(Collected data)
____

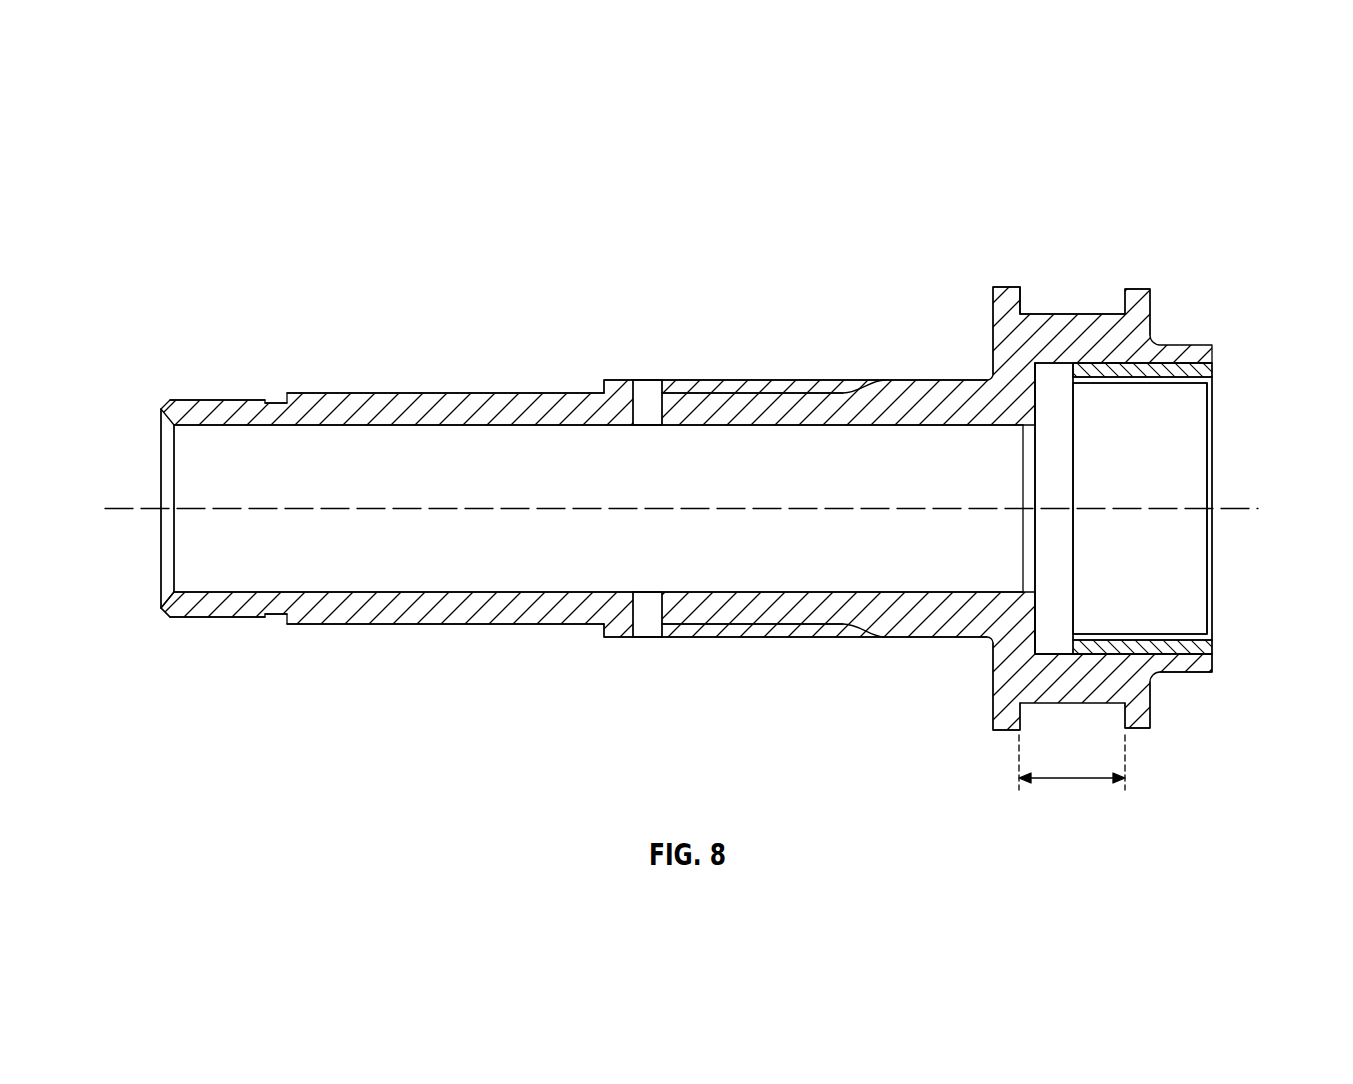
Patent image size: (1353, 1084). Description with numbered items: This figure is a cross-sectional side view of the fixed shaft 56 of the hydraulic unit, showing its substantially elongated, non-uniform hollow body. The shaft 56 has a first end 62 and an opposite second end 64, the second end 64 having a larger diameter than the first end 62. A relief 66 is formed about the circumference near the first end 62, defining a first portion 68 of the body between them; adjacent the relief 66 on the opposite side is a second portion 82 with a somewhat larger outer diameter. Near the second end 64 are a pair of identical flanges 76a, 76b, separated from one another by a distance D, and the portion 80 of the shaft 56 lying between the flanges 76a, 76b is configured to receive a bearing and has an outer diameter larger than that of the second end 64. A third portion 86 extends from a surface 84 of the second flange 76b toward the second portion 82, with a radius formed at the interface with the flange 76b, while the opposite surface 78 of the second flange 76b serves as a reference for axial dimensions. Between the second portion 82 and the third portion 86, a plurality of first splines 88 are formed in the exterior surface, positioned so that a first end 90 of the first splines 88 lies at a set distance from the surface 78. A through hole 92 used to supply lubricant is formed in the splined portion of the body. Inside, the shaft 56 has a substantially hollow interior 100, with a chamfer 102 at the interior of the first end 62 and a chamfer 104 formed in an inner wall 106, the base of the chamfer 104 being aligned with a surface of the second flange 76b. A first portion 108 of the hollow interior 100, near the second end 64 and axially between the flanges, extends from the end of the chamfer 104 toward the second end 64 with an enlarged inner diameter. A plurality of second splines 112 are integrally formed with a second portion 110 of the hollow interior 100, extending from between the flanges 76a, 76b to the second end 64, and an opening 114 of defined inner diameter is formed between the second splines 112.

The fixed shaft 56 is at (1138, 117).
The first end 62 is at (162, 605).
The second end 64 is at (1213, 663).
The relief 66 is at (280, 403).
The first portion 68 is at (212, 398).
The first flange 76a is at (1137, 731).
The second flange 76b is at (1003, 731).
The surface of second flange 78 is at (1022, 300).
The portion between flanges 80 is at (1112, 314).
The second portion 82 is at (397, 393).
The surface of second flange 84 is at (993, 306).
The third portion 86 is at (898, 645).
The first splines 88 is at (745, 379).
The first end of first splines 90 is at (602, 380).
The through hole 92 is at (646, 632).
The hollow interior 100 is at (393, 558).
The chamfer 102 is at (161, 421).
The chamfer 104 is at (1215, 378).
The inner wall 106 is at (1037, 398).
The first portion of hollow interior 108 is at (1057, 637).
The second portion of hollow interior 110 is at (1190, 502).
The second splines 112 is at (1150, 365).
The opening 114 is at (1177, 450).
The distance between flanges D is at (1068, 780).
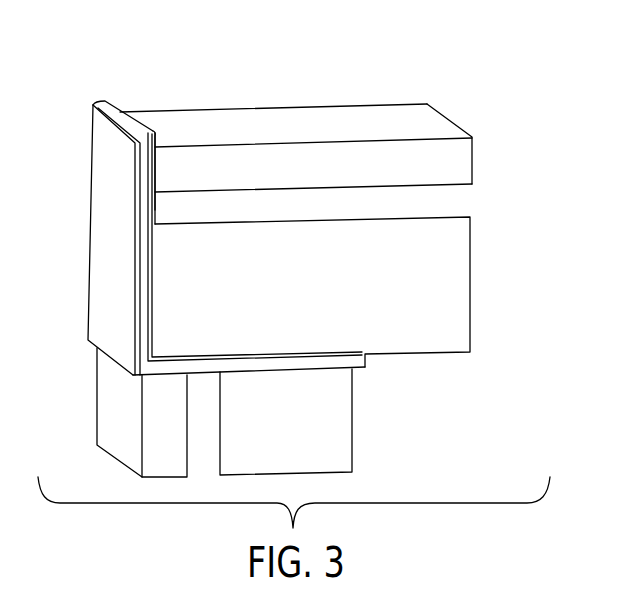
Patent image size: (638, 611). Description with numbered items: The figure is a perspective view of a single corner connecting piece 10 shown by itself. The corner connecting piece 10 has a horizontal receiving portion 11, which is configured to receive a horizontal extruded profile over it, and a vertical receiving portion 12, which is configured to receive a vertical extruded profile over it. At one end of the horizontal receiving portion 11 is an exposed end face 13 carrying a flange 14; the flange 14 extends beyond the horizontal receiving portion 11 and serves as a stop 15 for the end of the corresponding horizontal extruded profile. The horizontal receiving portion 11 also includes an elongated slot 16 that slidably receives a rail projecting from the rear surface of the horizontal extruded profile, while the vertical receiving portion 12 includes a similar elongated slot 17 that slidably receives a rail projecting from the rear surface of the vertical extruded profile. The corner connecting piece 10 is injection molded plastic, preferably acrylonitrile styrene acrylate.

The corner connecting piece 10 is at (225, 125).
The horizontal receiving portion 11 is at (447, 255).
The vertical receiving portion 12 is at (335, 420).
The exposed end face 13 is at (109, 250).
The flange 14 is at (94, 104).
The stop 15 is at (155, 208).
The elongated slot 16 is at (410, 183).
The elongated slot 17 is at (213, 440).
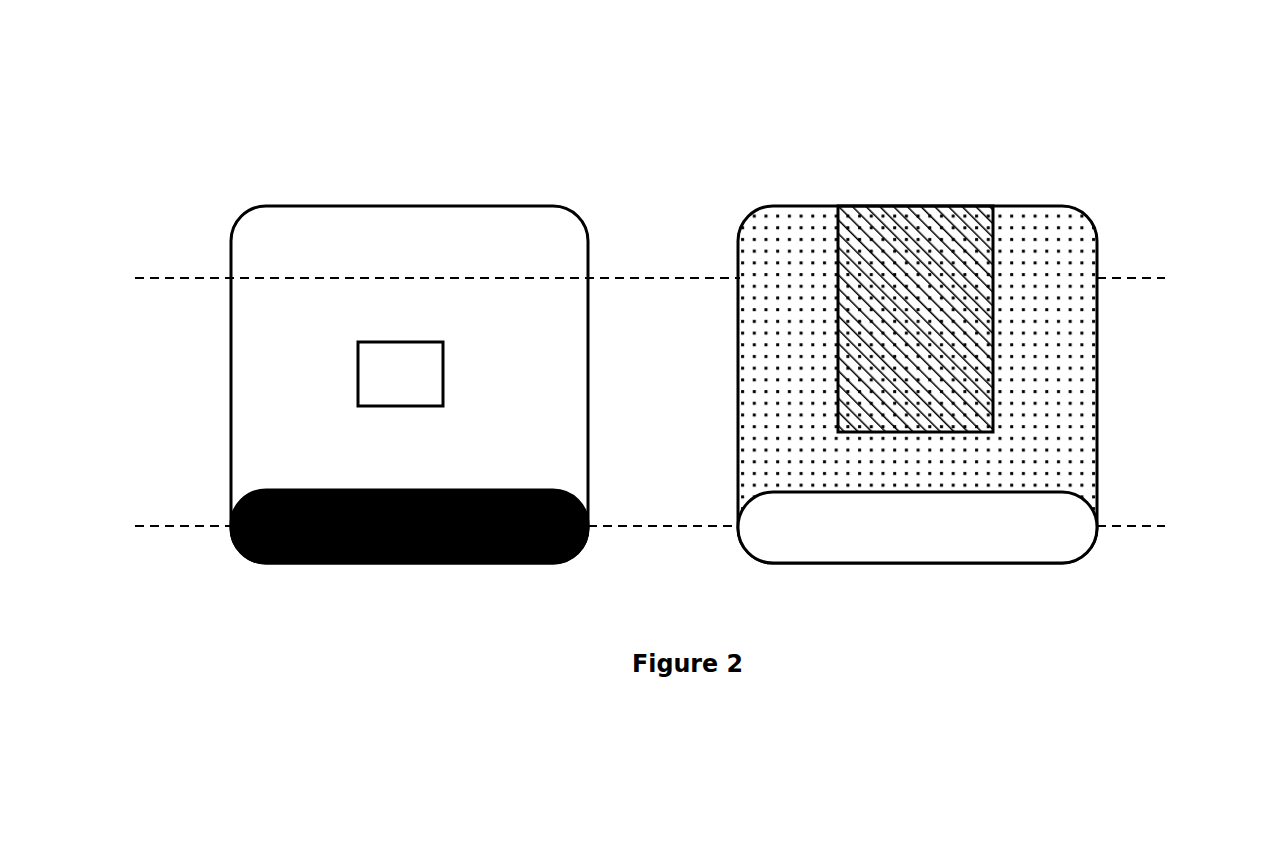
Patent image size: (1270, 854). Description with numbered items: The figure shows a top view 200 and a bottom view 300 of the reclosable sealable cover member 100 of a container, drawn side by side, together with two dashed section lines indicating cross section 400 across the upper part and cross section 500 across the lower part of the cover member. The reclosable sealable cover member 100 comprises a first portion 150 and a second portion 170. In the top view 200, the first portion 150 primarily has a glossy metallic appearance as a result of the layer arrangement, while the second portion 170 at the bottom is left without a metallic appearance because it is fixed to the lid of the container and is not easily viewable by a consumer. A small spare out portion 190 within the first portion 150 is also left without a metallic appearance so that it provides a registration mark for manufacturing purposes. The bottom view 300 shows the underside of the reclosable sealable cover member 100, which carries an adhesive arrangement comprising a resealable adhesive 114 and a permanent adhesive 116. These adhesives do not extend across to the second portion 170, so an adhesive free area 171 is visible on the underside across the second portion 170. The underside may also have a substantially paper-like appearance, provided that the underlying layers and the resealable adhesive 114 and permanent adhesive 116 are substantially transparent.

The reclosable sealable cover member 100 is at (232, 143).
The resealable adhesive 114 is at (1047, 238).
The permanent adhesive 116 is at (918, 205).
The first portion 150 is at (335, 357).
The second portion 170 is at (237, 561).
The adhesive free area 171 is at (1022, 540).
The spare out portion 190 is at (405, 370).
The top view 200 is at (400, 585).
The bottom view 300 is at (907, 575).
The cross section 400 is at (676, 279).
The cross section 500 is at (676, 525).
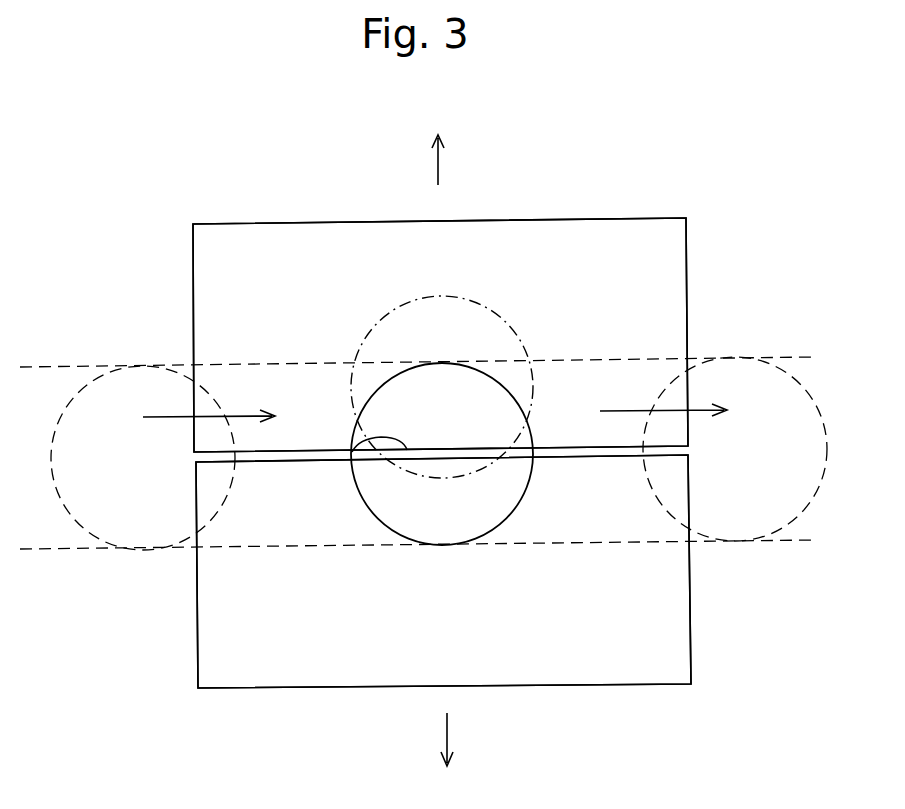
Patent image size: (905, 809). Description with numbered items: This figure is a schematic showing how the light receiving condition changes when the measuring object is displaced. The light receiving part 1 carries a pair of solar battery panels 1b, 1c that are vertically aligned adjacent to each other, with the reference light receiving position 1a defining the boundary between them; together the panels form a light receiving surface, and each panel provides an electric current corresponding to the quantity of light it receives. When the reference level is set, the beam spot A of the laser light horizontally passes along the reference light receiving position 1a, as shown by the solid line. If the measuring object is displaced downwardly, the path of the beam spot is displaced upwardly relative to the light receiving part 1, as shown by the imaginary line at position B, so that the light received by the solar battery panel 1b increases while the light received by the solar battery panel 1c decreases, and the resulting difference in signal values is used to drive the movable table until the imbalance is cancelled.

The light receiving part 1 is at (167, 316).
The reference light receiving position 1a is at (352, 452).
The solar battery panel 1b is at (686, 285).
The solar battery panel 1c is at (690, 607).
The beam spot A is at (514, 513).
The phantom roller position B is at (521, 340).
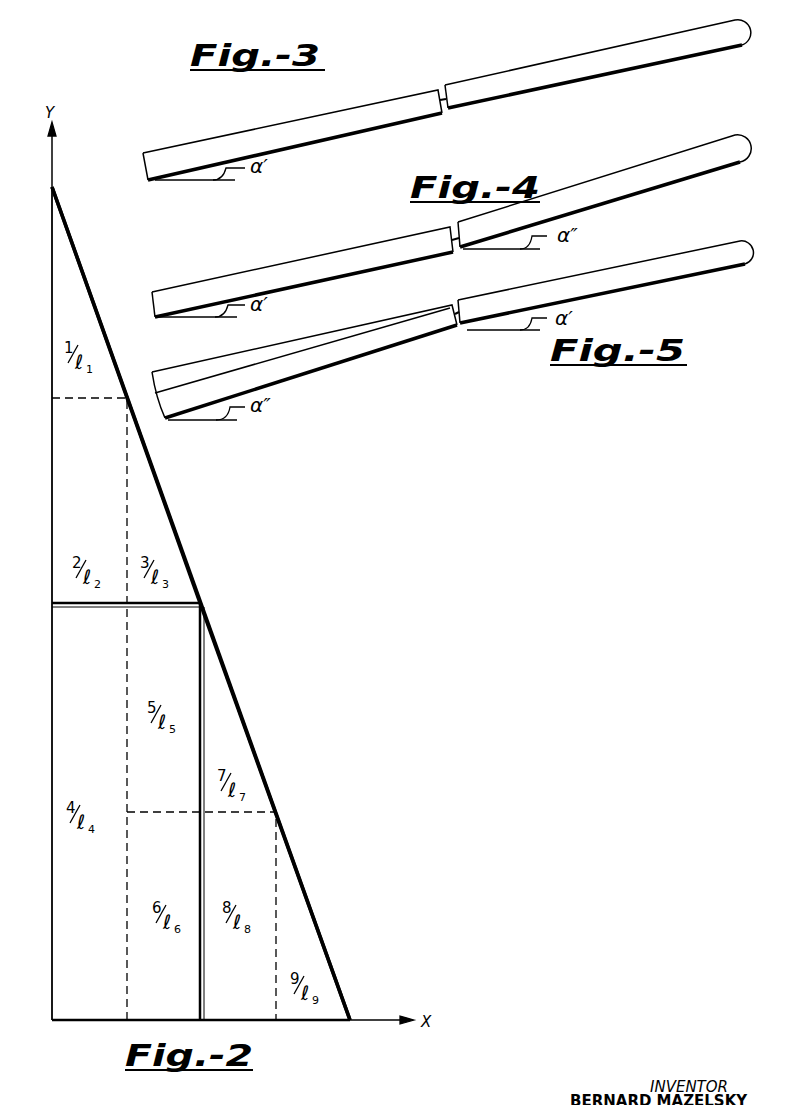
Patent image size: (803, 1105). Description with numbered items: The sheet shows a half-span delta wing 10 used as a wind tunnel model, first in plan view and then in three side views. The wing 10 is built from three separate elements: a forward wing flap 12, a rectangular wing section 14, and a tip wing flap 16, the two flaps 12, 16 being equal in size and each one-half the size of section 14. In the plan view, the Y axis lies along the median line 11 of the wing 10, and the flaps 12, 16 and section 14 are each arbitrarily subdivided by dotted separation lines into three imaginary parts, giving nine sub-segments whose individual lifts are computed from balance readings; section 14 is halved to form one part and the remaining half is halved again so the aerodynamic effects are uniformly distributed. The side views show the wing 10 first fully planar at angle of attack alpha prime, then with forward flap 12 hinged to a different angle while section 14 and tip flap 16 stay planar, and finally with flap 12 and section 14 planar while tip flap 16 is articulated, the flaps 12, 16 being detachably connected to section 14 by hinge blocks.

In FIG. 2, the half-span delta wing 10 is at (172, 524).
In FIG. 2, the median line 11 is at (52, 519).
In FIG. 2, the forward wing flap 12 is at (157, 483).
In FIG. 3, the forward wing flap 12 is at (566, 85).
In FIG. 4, the forward wing flap 12 is at (626, 196).
In FIG. 5, the forward wing flap 12 is at (634, 287).
In FIG. 2, the wing section 14 is at (52, 737).
In FIG. 5, the wing section 14 is at (315, 336).
In FIG. 2, the tip wing flap 16 is at (249, 741).
In FIG. 3, the tip wing flap 16 is at (300, 118).
In FIG. 4, the tip wing flap 16 is at (306, 258).
In FIG. 5, the tip wing flap 16 is at (318, 370).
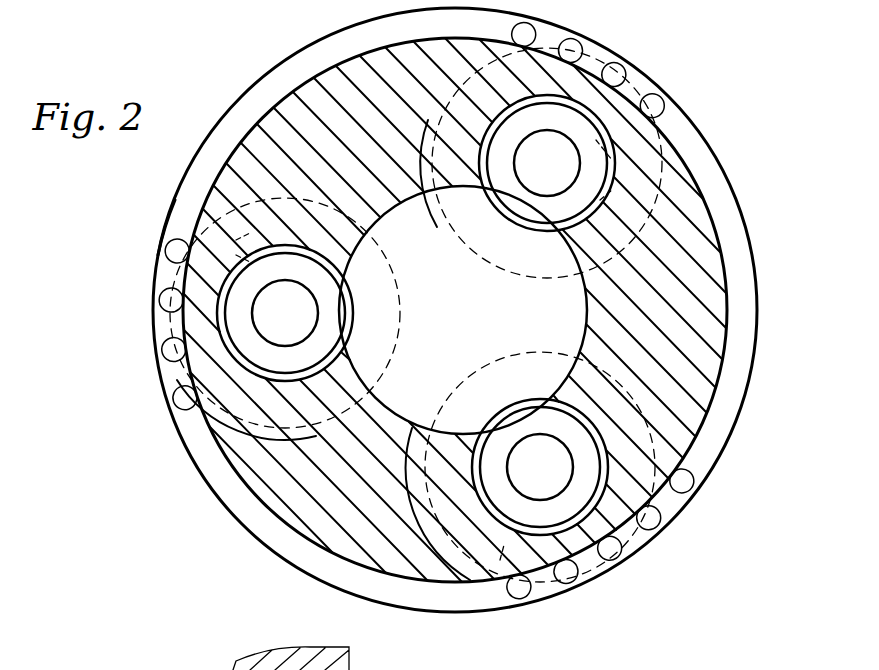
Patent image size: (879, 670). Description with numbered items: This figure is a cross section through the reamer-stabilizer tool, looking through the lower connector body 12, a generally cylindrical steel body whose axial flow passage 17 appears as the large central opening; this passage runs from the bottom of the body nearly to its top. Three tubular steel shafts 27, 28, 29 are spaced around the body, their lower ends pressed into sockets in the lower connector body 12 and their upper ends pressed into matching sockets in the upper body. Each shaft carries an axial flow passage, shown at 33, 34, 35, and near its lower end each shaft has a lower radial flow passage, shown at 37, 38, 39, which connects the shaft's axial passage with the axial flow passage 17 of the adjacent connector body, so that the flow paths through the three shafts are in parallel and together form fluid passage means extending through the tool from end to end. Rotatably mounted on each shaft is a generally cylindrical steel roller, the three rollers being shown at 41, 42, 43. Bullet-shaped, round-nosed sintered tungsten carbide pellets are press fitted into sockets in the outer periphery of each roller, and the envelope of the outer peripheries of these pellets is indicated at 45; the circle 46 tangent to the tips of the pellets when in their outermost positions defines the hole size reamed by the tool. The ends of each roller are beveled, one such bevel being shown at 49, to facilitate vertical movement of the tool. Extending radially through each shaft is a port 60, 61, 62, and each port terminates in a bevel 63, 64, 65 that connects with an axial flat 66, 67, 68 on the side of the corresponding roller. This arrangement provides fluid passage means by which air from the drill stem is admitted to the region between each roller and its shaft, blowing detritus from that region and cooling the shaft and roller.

____

> _Set task_
Copy out the lines of the listing above word for word, from the line with "Patent image size: (638, 611)." up to and including the line with "The elongated slot 16 is at (410, 183).".

> _Reply to the exercise_
Patent image size: (638, 611). Description with numbered items: The figure is a perspective view of a single corner connecting piece 10 shown by itself. The corner connecting piece 10 has a horizontal receiving portion 11, which is configured to receive a horizontal extruded profile over it, and a vertical receiving portion 12, which is configured to receive a vertical extruded profile over it. At one end of the horizontal receiving portion 11 is an exposed end face 13 carrying a flange 14; the flange 14 extends beyond the horizontal receiving portion 11 and serves as a stop 15 for the end of the corresponding horizontal extruded profile. The horizontal receiving portion 11 also includes an elongated slot 16 that slidably receives a rail projecting from the rear surface of the horizontal extruded profile, while the vertical receiving portion 12 includes a similar elongated slot 17 that slidably receives a rail projecting from the rear surface of the vertical extruded profile. The corner connecting piece 10 is injection molded plastic, preferably acrylonitrile styrene acrylate.

The corner connecting piece 10 is at (225, 125).
The horizontal receiving portion 11 is at (447, 255).
The vertical receiving portion 12 is at (335, 420).
The exposed end face 13 is at (109, 250).
The flange 14 is at (94, 104).
The stop 15 is at (155, 208).
The elongated slot 16 is at (410, 183).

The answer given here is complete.